--- START OF AVAILABLE DATA ---

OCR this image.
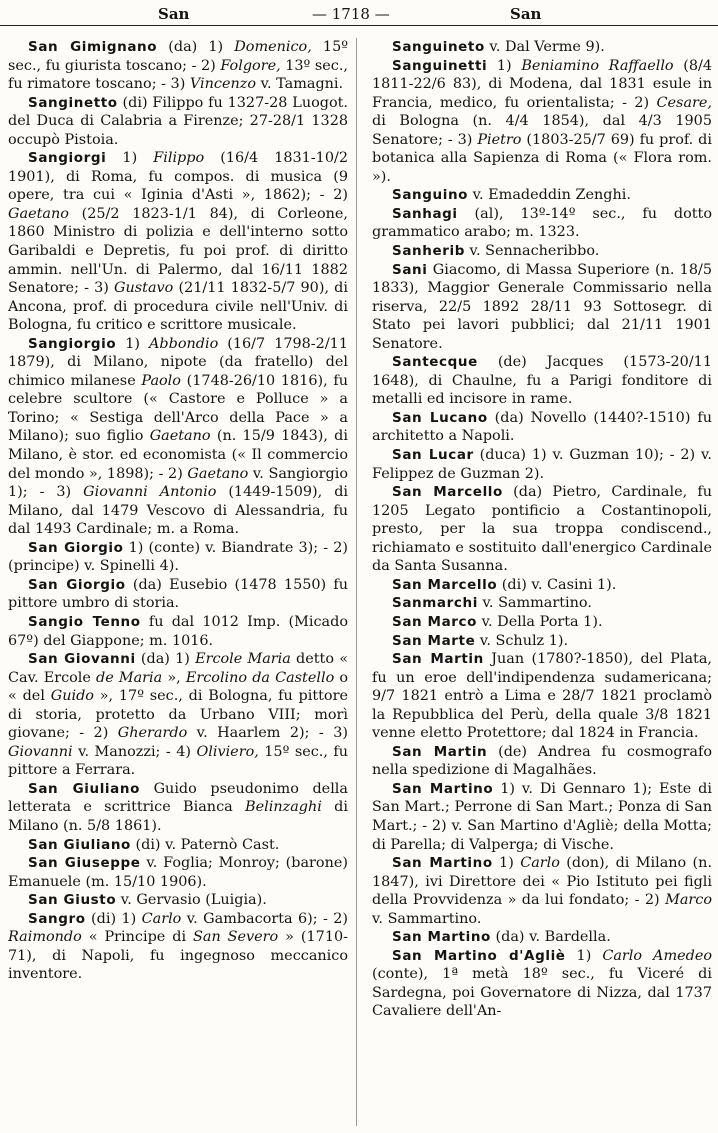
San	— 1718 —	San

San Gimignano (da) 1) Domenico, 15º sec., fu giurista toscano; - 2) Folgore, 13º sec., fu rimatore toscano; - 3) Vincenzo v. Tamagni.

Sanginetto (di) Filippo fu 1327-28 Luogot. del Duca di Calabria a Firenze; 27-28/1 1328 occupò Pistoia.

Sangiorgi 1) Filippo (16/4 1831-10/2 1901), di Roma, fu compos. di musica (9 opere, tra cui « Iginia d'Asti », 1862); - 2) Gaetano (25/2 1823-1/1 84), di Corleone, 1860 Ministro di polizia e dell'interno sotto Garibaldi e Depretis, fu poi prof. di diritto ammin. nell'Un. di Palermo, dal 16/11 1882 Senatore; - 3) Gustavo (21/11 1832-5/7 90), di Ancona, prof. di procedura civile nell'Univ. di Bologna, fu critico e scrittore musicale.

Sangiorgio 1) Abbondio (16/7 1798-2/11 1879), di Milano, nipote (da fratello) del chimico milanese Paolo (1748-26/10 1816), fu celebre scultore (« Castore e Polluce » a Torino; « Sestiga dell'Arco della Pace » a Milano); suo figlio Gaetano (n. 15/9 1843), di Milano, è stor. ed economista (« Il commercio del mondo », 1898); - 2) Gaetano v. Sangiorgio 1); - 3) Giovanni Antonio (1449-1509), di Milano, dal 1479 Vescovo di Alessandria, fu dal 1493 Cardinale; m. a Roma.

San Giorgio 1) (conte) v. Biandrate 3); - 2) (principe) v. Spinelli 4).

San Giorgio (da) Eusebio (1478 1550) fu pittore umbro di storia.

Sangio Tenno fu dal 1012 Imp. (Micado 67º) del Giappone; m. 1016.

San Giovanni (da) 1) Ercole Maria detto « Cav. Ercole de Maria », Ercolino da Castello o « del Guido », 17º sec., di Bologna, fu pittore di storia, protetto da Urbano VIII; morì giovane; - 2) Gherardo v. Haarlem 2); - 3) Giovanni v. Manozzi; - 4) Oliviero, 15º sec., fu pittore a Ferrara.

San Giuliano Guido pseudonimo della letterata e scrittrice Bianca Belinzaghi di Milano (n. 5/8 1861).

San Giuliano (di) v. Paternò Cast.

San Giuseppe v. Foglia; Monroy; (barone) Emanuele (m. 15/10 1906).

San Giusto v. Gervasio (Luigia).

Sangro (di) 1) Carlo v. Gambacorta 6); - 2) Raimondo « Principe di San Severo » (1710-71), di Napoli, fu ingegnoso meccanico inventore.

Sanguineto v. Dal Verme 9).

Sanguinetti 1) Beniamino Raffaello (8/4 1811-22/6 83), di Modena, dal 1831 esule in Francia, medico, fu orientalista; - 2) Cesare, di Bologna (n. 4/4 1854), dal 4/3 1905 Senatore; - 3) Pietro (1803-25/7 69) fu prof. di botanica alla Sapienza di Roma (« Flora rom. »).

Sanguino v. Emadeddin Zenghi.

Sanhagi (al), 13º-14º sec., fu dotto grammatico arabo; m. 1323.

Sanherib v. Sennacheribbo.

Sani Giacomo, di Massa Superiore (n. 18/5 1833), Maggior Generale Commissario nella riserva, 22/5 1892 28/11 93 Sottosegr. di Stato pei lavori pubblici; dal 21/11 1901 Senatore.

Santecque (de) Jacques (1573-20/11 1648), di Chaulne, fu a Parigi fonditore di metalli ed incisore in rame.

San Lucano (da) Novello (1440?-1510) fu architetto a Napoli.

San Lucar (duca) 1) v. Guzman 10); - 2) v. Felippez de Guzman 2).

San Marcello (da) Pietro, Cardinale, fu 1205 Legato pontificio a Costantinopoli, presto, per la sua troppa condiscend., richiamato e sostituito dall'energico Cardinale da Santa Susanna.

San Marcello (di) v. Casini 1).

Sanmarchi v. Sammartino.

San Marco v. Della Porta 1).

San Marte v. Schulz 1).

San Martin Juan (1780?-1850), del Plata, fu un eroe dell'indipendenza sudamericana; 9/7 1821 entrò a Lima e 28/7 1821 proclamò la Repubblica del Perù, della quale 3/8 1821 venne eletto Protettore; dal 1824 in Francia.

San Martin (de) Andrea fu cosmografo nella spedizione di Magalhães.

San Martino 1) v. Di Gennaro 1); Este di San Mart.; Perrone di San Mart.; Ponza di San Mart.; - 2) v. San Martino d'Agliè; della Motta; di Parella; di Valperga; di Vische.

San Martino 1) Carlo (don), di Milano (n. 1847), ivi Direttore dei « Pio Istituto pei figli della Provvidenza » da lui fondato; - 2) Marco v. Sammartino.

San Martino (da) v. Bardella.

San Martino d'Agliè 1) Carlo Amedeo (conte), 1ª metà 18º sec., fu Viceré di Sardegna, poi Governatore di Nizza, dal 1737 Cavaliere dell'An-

--- END OF AVAILABLE DATA ---
--- START OF AVAILABLE DATA ---

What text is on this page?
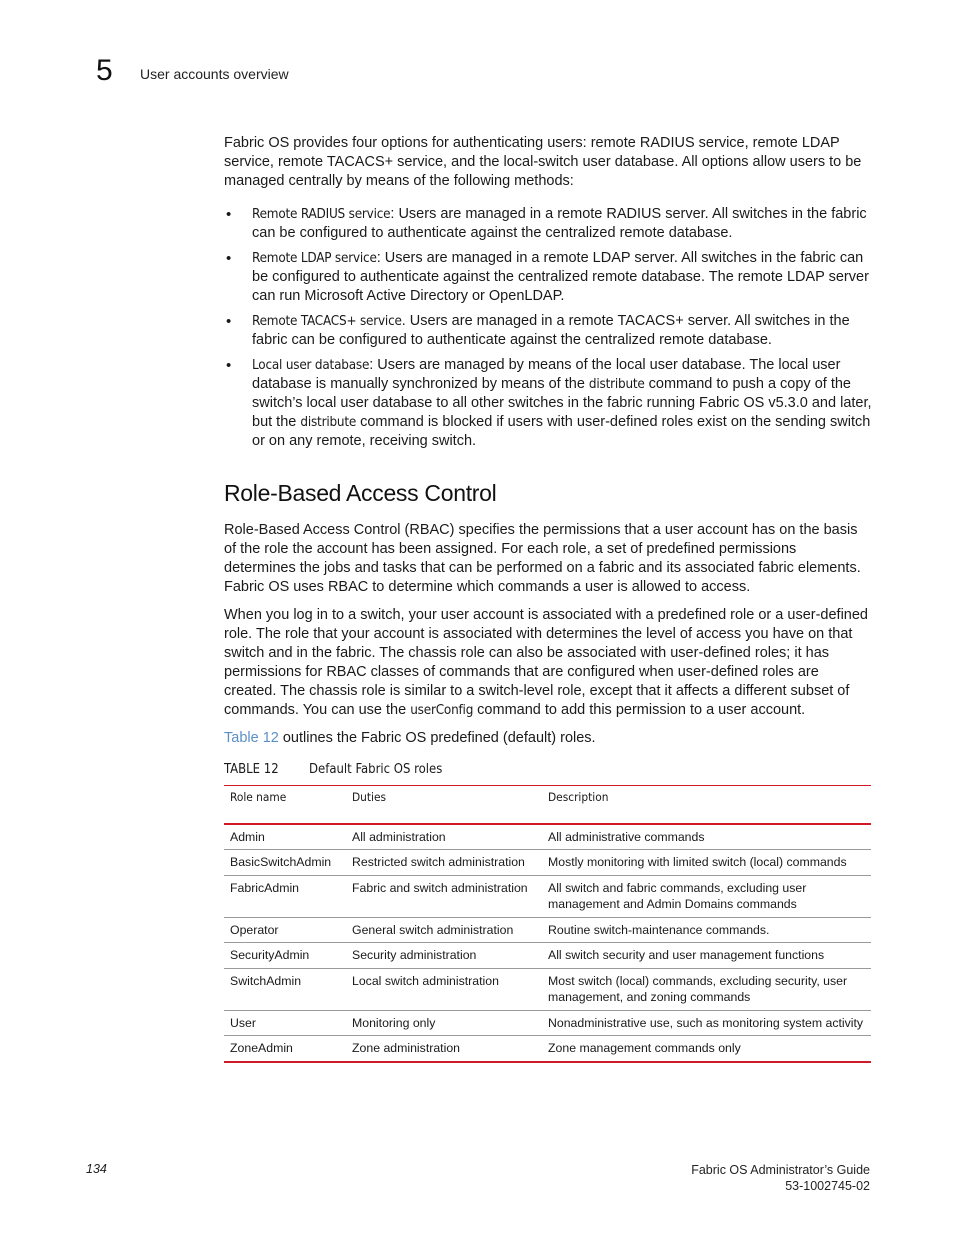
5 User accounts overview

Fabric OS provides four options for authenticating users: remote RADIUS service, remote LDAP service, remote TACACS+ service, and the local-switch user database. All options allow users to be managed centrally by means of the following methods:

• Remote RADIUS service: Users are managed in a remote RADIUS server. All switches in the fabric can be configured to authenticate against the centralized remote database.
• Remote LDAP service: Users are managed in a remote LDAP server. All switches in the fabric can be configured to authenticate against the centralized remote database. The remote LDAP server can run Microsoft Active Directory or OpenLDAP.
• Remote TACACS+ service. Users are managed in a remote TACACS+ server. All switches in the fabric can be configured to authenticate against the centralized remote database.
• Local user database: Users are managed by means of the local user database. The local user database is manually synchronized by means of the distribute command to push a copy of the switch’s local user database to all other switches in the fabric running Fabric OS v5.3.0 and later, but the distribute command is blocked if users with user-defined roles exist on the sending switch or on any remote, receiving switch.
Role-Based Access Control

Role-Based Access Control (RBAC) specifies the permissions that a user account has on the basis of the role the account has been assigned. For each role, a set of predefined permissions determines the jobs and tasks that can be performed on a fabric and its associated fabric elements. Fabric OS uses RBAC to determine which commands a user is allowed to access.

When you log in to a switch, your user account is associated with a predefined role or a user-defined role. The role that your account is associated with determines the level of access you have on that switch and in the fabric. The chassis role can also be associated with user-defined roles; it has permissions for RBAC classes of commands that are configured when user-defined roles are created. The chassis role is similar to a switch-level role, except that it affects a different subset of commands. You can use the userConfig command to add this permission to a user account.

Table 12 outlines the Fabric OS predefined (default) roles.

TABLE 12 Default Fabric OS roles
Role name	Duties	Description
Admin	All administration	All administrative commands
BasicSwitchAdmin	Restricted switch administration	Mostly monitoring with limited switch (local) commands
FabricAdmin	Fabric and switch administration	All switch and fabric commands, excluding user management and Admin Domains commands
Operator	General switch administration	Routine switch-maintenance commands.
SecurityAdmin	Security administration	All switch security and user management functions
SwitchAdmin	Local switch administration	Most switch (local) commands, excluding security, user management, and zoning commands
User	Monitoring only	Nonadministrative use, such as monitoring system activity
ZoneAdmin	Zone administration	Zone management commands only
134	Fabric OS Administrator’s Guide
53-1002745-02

--- END OF AVAILABLE DATA ---

# WORK INSTRUCTIONS:
Among these entries, how many lines include the string "LDAP"? Reply with the number by itself.

# ANSWER TO THE PROBLEM:
2